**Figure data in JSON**
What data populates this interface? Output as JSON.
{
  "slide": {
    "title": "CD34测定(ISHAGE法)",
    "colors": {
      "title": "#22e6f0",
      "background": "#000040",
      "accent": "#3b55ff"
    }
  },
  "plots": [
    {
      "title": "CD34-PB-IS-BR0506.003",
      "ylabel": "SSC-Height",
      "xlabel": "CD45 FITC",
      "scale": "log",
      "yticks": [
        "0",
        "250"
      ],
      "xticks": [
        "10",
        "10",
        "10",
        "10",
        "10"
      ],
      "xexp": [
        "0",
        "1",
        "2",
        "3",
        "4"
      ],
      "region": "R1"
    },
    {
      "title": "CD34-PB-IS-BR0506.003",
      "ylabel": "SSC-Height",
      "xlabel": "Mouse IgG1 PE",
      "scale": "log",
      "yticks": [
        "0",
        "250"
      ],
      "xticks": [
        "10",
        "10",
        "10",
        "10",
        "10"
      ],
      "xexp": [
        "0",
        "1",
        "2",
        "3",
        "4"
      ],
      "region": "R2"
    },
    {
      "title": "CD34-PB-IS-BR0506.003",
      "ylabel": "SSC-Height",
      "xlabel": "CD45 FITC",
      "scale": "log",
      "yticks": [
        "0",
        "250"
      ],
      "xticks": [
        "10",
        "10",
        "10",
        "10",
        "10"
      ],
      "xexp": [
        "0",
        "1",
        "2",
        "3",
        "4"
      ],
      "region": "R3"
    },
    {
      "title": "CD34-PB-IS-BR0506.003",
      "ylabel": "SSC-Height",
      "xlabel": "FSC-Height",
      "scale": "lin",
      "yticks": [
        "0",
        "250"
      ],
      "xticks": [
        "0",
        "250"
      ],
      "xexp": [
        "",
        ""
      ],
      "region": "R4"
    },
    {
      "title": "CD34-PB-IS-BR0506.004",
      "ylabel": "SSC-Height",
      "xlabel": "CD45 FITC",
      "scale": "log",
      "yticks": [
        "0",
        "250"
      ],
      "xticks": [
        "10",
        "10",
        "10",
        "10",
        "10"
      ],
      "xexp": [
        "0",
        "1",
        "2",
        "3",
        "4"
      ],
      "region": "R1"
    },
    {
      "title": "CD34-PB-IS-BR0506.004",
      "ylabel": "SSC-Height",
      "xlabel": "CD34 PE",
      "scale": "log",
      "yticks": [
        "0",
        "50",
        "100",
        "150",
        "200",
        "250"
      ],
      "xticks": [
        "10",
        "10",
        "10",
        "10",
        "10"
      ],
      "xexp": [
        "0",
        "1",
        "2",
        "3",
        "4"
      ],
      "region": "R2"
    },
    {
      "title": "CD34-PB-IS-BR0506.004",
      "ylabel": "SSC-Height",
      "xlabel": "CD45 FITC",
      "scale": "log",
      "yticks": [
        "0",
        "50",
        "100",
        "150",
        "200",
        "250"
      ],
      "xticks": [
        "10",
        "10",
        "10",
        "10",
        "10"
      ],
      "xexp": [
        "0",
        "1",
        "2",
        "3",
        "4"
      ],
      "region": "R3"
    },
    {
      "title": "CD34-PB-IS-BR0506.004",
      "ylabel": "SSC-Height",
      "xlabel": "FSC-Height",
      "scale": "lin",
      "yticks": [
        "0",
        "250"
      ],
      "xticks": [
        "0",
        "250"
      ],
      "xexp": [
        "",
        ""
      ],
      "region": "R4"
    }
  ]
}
==
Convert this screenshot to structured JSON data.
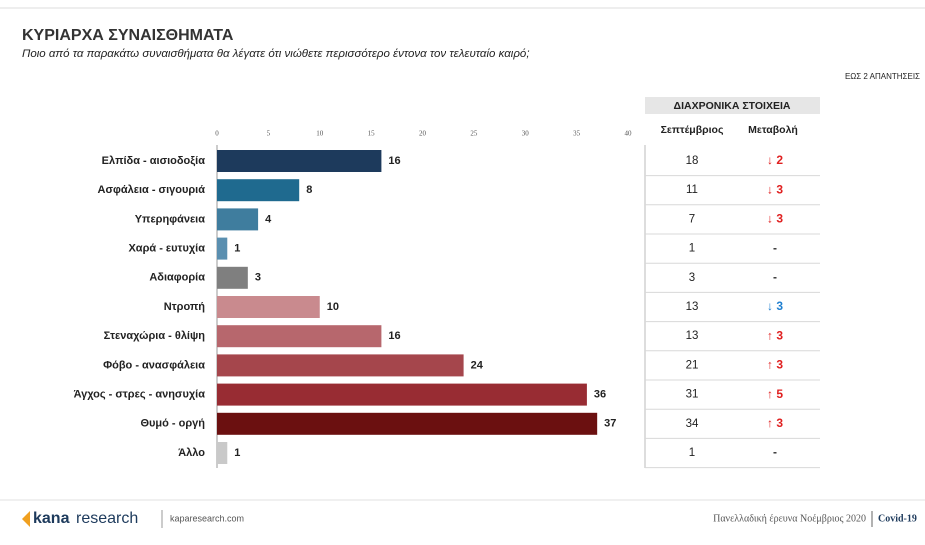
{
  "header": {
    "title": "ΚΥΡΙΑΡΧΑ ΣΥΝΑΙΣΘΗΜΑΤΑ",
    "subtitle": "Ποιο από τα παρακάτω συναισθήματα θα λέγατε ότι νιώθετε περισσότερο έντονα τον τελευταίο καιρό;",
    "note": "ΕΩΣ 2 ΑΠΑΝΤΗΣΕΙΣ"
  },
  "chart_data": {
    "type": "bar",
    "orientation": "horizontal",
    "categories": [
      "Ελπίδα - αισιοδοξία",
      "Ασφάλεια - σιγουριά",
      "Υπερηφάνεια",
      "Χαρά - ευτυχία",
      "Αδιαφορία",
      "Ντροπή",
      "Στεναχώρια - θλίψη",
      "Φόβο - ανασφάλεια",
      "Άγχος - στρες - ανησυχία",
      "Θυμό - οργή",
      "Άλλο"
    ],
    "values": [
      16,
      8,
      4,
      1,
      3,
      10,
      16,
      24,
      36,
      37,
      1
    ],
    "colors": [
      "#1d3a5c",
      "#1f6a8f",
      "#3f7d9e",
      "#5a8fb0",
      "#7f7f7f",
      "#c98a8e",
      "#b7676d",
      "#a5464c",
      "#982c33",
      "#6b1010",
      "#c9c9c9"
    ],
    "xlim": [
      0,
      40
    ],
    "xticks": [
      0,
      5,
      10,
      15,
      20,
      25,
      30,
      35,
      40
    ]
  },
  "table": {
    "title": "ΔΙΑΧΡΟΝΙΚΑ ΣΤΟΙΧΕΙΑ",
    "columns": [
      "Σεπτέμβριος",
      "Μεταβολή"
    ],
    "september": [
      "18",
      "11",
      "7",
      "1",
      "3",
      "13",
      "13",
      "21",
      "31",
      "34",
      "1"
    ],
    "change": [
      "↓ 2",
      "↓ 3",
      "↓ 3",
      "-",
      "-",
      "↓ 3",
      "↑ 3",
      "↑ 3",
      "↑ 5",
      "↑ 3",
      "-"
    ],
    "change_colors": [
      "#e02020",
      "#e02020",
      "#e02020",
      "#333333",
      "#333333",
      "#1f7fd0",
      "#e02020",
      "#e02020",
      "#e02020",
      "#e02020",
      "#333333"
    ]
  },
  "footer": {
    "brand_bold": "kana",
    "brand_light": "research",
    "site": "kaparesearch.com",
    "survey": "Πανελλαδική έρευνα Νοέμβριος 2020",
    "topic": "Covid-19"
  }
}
---
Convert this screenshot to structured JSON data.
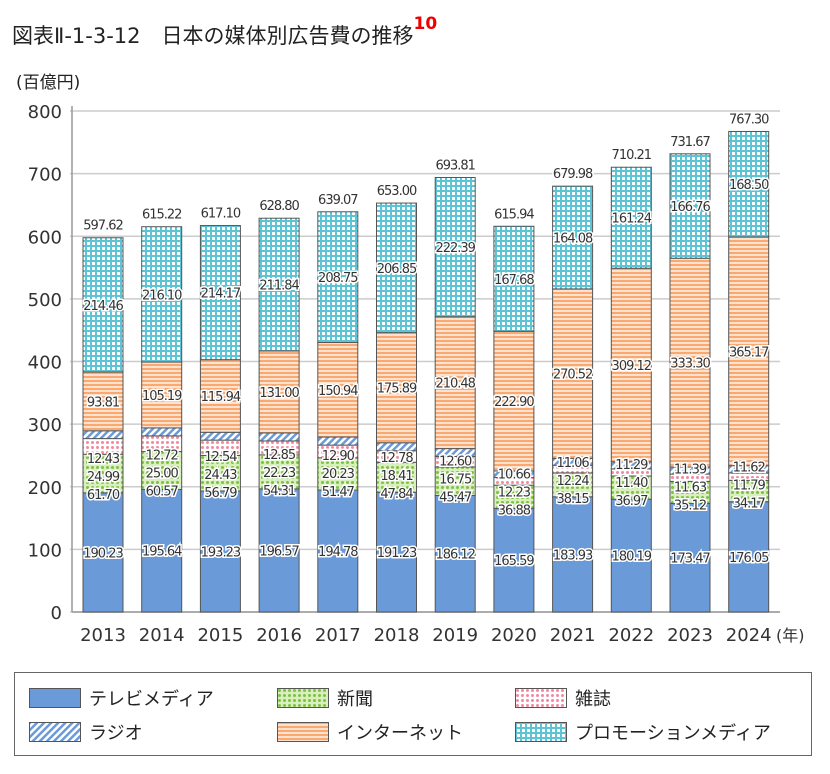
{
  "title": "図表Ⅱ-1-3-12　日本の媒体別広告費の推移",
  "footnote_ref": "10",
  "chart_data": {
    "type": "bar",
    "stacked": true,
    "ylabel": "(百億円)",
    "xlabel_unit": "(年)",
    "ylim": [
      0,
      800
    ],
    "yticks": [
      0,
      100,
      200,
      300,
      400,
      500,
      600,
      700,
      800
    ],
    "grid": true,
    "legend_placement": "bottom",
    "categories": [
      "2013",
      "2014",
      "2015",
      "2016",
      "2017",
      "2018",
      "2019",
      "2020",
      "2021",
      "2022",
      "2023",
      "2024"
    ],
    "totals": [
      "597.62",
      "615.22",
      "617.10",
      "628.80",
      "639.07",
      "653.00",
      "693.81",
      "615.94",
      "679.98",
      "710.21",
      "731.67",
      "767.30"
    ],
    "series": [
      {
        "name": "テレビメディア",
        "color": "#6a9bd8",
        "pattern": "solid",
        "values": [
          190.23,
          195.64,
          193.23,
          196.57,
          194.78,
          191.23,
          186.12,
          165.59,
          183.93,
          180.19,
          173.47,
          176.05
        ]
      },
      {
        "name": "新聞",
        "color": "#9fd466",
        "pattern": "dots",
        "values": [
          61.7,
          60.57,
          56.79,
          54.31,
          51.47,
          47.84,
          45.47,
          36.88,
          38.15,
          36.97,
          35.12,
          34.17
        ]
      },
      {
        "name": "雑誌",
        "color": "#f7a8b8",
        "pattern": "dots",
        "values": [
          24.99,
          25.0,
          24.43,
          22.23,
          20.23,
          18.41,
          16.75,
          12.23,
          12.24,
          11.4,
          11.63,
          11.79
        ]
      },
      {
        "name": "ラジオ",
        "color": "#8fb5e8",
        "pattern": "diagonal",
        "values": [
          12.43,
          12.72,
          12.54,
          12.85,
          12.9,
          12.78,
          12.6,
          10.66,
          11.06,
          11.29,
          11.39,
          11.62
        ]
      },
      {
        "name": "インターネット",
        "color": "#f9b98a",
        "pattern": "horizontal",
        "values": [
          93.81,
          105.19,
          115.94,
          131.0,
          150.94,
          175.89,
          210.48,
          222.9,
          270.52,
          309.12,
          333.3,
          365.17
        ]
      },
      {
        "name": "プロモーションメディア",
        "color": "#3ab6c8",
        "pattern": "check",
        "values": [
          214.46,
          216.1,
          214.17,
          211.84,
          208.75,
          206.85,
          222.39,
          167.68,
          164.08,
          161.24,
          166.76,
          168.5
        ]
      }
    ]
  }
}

**The task**
Looking at the records above, say how many lines hold the string "pattern". Write nothing but the number.

**Result**
6